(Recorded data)
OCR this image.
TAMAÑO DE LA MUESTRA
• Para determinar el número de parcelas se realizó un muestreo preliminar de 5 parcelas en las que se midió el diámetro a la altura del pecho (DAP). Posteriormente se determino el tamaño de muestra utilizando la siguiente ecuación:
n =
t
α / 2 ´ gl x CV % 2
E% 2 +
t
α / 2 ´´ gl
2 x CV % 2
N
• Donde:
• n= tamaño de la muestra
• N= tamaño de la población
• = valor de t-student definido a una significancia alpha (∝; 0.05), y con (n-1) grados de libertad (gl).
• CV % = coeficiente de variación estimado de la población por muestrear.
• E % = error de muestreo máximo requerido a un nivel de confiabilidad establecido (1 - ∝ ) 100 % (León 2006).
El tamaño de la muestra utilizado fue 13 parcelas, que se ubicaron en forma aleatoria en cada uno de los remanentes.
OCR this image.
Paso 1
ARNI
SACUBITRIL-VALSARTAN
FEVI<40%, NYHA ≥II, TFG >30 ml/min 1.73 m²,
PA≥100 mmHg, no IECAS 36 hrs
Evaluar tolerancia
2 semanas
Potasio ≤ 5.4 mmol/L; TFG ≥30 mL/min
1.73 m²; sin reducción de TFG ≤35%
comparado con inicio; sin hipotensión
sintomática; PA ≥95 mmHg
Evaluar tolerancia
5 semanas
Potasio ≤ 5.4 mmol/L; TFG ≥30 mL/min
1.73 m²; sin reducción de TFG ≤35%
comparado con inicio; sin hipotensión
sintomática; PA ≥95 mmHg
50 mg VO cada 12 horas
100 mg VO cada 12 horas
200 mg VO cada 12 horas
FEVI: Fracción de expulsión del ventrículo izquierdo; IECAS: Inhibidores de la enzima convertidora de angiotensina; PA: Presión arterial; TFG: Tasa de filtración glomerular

=== TO DO ===
List the lines of the material in which the word "horas" occurs.

=== OUTPUT OF THE TASK ===
50 mg VO cada 12 horas
100 mg VO cada 12 horas
200 mg VO cada 12 horas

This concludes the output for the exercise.